▶ [CHALLENGE] Among the following entries, count the lines that contain "from" and report only the result.

▶ [PROVIDED RECORDS]
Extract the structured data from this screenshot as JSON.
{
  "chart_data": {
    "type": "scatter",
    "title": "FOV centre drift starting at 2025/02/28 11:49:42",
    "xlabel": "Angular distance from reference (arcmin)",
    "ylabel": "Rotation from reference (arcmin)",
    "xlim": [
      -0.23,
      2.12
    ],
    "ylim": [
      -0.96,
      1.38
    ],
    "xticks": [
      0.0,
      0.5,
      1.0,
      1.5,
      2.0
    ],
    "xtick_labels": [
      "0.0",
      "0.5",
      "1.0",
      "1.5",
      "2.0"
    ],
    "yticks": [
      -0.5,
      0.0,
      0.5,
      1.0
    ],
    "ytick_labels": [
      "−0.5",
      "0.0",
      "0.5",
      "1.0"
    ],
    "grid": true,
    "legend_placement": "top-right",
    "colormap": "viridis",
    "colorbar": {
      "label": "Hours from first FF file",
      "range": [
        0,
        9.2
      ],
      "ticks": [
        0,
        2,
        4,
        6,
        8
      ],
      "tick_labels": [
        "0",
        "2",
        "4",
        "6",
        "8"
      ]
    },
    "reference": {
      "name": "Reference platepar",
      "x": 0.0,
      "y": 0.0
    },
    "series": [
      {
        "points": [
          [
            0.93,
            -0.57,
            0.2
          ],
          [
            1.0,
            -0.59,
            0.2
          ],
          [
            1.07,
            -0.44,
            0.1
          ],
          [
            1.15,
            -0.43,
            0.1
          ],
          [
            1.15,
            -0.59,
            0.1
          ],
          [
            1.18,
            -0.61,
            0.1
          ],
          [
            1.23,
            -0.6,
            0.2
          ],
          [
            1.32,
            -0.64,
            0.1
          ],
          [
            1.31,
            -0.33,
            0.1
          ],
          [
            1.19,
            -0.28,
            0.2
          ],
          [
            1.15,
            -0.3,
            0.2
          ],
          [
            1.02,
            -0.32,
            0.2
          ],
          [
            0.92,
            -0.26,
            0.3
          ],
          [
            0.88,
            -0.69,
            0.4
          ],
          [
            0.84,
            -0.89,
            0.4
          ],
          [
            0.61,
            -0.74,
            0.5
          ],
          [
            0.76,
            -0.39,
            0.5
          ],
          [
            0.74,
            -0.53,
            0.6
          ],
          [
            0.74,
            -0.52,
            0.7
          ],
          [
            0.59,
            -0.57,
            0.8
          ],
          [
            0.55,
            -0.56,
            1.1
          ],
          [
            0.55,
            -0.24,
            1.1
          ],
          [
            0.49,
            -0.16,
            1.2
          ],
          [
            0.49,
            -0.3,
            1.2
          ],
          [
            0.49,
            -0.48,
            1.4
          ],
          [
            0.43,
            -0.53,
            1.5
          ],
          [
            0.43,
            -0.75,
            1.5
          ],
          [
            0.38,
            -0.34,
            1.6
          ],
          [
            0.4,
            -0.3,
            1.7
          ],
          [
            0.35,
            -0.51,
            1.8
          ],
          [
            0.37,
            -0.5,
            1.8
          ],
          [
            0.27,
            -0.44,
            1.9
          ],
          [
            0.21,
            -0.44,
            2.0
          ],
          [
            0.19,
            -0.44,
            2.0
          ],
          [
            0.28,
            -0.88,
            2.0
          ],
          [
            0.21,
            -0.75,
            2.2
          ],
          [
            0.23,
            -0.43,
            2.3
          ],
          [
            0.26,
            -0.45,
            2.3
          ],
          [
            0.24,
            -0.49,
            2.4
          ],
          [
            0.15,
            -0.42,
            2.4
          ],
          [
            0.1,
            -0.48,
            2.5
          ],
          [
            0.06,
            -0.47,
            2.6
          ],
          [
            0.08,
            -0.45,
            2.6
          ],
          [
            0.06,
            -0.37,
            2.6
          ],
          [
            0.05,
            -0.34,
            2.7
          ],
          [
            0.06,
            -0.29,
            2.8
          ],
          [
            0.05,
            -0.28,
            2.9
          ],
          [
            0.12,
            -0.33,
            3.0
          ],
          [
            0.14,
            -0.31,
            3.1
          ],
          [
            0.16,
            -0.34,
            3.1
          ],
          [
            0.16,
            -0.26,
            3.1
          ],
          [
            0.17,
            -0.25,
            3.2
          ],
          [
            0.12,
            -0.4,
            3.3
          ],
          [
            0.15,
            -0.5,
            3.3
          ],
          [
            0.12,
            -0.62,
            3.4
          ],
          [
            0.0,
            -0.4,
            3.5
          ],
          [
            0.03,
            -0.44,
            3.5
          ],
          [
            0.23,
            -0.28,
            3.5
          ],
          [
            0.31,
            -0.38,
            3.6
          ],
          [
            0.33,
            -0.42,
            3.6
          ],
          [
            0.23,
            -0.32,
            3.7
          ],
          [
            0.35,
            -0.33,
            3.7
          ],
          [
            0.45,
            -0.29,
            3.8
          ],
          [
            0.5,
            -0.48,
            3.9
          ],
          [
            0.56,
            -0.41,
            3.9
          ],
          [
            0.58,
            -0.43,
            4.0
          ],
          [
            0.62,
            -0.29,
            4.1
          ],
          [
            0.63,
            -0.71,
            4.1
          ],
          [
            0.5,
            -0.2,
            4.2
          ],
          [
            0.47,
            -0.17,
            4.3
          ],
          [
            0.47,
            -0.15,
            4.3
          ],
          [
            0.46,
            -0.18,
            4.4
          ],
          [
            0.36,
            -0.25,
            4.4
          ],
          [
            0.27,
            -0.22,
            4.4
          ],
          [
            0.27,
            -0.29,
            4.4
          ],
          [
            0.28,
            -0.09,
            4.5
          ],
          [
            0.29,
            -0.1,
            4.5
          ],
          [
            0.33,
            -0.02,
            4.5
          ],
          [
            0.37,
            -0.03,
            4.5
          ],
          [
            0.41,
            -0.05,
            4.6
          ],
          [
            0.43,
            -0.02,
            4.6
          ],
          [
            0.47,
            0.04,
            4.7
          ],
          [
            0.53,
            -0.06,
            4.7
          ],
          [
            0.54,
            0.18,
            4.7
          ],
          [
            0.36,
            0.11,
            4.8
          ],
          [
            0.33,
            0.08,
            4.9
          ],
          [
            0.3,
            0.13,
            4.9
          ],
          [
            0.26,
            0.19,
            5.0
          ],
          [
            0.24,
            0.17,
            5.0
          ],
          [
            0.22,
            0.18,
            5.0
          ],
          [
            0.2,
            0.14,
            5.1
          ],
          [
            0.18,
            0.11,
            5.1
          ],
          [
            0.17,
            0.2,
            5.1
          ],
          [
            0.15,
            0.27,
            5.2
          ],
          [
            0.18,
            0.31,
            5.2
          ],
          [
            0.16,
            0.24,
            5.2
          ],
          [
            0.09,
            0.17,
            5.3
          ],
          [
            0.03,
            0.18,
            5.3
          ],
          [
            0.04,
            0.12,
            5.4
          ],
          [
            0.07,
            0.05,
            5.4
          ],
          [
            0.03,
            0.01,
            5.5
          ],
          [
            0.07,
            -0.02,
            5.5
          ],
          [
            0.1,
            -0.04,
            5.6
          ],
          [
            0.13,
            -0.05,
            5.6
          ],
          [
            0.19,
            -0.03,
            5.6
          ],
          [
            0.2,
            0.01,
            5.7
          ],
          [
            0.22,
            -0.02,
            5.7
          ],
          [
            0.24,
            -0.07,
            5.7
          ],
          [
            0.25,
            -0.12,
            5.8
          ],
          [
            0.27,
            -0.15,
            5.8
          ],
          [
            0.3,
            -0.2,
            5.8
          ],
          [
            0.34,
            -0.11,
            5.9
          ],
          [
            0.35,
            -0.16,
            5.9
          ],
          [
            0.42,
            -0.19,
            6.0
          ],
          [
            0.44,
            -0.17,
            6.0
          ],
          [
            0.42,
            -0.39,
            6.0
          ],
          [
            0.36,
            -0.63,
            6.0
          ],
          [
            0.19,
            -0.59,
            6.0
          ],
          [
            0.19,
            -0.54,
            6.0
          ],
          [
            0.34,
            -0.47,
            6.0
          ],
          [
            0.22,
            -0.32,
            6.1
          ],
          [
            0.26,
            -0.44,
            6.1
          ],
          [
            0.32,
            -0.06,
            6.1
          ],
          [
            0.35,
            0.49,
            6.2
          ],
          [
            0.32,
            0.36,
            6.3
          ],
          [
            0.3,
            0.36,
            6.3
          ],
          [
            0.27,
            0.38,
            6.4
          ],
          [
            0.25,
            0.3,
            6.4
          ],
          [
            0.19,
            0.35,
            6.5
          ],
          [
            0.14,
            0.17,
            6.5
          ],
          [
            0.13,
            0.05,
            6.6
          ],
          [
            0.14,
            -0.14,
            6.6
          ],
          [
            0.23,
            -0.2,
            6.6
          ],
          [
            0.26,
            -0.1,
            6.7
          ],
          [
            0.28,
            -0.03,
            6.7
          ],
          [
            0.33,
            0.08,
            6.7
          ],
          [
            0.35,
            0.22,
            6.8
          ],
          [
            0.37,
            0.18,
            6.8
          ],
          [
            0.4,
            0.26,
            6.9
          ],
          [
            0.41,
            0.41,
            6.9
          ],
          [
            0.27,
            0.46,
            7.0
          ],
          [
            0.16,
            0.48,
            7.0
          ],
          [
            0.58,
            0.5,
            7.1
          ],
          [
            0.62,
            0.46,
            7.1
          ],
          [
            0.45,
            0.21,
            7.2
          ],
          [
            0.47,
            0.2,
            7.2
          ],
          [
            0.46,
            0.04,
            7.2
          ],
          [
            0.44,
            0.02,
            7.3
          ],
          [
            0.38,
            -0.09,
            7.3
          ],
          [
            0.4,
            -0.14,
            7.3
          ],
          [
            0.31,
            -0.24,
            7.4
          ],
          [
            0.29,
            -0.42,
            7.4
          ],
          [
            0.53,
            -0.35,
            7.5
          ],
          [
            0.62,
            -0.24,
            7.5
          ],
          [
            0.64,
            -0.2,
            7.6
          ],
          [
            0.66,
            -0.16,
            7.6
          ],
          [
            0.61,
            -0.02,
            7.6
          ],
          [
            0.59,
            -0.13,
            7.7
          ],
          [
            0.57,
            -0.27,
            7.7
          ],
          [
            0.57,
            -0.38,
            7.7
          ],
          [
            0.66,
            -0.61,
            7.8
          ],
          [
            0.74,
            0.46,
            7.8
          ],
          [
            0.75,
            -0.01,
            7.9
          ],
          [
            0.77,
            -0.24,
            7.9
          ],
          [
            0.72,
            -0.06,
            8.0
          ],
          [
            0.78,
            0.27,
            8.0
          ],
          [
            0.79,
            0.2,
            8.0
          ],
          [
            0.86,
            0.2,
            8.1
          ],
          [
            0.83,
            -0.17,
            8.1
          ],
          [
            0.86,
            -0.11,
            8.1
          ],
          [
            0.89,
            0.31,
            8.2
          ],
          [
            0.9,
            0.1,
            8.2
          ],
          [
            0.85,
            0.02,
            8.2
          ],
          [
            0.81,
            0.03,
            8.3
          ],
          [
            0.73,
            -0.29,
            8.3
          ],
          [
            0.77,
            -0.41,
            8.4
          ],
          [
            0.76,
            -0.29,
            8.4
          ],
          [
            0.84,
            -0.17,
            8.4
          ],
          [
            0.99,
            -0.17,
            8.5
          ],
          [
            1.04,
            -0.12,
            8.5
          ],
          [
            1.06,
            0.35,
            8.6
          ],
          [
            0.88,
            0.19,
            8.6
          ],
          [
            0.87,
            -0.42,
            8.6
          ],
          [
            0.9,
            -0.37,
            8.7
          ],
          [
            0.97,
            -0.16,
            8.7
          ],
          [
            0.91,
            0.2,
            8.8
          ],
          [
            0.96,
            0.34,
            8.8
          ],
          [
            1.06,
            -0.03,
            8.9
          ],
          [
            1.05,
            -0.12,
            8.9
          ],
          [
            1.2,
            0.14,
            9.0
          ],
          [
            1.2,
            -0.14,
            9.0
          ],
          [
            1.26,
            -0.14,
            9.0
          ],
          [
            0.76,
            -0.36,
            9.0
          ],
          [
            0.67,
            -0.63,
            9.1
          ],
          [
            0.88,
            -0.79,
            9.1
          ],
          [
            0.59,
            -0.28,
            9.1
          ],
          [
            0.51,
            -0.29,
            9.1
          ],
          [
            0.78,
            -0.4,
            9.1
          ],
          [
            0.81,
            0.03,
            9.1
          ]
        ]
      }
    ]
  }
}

▶ [ANSWER IN FULL] 4